Problem to work on ▸ Please report every line from the material that contains the word "title".

The input ▸
● ● ● ● ● ● ●
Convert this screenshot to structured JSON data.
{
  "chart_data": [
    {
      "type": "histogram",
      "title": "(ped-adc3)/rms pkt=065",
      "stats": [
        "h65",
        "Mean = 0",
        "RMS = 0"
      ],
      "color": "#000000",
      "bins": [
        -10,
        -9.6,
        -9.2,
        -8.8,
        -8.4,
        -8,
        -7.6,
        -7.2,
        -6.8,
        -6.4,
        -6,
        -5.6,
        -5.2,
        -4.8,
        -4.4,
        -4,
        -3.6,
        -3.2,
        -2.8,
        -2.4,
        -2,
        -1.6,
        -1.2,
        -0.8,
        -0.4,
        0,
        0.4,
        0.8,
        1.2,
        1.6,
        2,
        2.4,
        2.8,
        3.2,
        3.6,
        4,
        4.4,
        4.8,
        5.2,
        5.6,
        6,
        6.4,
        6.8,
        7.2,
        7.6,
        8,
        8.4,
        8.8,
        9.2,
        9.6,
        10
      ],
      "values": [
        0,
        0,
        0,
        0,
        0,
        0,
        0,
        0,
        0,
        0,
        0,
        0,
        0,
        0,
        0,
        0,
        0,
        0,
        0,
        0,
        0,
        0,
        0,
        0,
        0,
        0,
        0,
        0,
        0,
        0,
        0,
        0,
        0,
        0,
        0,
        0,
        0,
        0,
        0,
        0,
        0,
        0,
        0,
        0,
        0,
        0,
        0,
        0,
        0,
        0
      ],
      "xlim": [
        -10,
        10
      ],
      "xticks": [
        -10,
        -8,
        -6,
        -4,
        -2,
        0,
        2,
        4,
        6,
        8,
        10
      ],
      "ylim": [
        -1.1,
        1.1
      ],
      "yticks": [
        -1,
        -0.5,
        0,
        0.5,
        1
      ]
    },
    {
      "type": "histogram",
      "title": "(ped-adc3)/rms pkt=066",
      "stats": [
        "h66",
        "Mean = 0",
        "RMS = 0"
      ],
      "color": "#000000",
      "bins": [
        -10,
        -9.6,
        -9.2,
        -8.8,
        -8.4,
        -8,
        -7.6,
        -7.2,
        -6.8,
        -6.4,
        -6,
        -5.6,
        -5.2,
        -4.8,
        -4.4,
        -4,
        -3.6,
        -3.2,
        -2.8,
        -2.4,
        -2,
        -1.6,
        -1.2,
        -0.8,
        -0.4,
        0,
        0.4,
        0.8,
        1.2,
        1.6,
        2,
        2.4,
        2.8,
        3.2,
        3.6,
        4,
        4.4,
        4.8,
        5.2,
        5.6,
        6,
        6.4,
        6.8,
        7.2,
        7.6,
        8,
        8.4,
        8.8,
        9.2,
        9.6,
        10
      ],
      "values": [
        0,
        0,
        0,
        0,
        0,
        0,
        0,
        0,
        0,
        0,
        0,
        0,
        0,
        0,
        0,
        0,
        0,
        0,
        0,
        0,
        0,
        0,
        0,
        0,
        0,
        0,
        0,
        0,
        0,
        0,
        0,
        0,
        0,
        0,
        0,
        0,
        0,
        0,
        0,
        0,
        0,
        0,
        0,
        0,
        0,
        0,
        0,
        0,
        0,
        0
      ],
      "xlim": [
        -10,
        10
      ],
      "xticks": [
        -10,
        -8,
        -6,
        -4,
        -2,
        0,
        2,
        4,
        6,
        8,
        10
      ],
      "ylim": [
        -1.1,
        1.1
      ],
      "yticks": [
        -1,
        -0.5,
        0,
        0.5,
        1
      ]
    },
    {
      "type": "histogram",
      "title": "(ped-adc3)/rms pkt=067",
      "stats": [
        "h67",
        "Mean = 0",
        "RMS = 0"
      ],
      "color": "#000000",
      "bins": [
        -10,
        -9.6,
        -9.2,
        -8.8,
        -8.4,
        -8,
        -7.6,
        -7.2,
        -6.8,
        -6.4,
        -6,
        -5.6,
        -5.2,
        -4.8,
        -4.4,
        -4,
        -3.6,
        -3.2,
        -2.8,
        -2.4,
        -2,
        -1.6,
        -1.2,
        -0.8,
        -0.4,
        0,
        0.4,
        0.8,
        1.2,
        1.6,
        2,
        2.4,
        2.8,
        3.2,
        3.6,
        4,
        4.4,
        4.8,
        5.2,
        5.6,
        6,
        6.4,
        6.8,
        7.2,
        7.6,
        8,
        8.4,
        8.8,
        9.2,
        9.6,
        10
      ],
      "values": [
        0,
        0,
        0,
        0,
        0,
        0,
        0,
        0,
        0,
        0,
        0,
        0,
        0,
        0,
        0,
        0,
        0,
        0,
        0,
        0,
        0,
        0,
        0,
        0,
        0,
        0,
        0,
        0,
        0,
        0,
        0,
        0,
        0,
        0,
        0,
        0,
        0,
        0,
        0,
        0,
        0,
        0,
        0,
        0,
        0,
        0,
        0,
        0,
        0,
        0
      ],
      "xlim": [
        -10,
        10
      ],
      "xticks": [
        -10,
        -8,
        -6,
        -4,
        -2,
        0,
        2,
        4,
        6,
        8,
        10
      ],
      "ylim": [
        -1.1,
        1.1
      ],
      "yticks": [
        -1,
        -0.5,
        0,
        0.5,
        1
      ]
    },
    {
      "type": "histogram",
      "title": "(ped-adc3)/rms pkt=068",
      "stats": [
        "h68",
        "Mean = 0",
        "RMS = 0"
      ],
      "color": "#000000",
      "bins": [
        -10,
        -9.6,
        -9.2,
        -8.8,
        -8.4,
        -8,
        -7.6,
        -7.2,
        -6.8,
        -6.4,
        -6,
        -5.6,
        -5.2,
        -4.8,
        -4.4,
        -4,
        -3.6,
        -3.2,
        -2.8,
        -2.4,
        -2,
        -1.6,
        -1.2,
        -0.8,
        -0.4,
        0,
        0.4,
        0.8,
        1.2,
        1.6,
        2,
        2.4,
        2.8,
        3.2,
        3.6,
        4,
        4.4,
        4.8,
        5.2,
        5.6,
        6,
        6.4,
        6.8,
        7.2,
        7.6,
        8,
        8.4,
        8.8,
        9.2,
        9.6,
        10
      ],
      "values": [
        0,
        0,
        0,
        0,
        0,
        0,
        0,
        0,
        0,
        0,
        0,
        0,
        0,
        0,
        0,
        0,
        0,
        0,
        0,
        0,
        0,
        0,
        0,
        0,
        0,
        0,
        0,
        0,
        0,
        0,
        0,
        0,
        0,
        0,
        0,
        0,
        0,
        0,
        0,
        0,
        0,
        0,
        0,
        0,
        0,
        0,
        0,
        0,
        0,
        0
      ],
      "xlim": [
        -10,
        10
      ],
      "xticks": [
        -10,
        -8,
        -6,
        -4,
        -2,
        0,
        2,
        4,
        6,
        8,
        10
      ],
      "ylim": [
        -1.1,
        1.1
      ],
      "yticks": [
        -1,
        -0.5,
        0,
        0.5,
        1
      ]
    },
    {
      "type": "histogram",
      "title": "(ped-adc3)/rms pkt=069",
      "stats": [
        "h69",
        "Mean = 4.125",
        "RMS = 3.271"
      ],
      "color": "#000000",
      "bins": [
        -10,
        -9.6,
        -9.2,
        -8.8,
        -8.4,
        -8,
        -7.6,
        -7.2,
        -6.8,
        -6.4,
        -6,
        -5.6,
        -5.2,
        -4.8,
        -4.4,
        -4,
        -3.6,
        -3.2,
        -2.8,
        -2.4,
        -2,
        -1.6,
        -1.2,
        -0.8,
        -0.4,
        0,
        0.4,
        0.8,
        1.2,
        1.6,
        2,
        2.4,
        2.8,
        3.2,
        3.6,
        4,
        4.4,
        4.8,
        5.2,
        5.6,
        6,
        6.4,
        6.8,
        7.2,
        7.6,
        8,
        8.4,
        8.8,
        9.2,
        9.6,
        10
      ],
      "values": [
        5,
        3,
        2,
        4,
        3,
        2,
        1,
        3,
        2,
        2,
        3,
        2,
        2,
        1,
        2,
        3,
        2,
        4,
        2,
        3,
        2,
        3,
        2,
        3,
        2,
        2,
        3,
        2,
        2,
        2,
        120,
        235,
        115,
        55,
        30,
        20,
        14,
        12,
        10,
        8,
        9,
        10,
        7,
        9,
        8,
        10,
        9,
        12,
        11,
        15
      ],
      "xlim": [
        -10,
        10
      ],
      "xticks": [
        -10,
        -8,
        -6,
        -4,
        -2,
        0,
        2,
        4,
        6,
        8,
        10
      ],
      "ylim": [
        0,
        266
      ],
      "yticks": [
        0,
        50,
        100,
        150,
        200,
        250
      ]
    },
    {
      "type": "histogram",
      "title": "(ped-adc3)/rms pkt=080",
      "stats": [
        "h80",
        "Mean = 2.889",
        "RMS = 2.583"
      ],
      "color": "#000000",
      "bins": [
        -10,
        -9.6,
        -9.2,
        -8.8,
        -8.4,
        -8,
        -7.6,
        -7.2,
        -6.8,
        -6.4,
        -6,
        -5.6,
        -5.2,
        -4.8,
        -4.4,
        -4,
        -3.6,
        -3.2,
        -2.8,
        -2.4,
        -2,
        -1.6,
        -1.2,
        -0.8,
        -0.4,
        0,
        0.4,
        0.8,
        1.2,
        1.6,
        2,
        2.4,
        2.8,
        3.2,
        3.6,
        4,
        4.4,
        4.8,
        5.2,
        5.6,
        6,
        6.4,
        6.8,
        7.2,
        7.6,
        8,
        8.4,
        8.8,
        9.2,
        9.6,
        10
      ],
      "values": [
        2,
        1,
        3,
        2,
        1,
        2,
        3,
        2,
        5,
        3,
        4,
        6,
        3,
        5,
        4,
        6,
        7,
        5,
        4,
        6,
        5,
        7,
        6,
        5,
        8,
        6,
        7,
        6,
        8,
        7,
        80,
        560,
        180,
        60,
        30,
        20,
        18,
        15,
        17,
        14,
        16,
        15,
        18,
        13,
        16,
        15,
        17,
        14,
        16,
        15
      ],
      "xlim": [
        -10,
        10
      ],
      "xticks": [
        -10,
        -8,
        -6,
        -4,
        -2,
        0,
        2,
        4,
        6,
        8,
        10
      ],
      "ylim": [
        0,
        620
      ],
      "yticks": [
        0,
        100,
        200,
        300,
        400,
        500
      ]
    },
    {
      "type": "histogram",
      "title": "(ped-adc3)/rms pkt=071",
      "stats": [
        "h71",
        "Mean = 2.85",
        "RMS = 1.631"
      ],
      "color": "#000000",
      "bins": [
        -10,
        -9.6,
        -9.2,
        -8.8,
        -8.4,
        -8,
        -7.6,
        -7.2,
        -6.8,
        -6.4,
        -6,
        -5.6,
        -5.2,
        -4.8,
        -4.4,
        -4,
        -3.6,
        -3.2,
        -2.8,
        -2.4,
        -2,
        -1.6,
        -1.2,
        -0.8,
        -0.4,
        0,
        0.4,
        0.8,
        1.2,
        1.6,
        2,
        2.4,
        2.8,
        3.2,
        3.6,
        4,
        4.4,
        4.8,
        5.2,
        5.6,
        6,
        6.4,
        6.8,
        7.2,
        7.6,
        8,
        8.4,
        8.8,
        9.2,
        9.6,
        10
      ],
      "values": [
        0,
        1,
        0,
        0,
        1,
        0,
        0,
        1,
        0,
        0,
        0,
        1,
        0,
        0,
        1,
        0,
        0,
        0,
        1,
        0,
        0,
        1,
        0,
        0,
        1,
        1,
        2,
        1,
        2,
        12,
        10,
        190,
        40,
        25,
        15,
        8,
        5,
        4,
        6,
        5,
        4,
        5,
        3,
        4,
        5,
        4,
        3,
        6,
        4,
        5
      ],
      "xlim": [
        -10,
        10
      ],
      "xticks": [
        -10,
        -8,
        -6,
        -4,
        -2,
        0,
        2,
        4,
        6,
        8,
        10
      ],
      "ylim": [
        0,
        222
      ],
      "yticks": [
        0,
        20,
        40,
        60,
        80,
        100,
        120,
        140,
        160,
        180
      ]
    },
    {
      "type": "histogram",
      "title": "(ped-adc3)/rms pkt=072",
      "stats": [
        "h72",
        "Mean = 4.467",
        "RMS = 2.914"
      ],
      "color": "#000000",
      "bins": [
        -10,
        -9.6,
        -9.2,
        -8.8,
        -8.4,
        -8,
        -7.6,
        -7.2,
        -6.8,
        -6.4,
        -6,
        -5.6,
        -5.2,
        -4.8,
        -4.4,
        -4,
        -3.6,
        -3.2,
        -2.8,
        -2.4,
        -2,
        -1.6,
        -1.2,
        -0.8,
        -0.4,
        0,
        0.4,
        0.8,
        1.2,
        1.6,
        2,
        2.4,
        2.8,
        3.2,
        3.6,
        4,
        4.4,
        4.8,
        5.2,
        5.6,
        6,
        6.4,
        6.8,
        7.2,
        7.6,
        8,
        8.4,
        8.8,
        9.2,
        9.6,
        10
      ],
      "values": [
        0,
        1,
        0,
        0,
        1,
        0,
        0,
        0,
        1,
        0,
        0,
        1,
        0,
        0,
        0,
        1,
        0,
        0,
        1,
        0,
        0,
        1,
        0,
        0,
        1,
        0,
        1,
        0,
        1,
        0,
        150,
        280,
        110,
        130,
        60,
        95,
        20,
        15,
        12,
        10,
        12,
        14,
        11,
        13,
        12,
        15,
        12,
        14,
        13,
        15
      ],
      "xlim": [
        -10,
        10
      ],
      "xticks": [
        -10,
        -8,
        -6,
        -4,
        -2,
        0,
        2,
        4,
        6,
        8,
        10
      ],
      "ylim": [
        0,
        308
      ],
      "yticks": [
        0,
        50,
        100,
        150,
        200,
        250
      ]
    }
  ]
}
● ● ● ● ● ● ●
Task answer ▸
      "title": "(ped-adc3)/rms pkt=065",
      "title": "(ped-adc3)/rms pkt=066",
      "title": "(ped-adc3)/rms pkt=067",
      "title": "(ped-adc3)/rms pkt=068",
      "title": "(ped-adc3)/rms pkt=069",
      "title": "(ped-adc3)/rms pkt=080",
      "title": "(ped-adc3)/rms pkt=071",
      "title": "(ped-adc3)/rms pkt=072",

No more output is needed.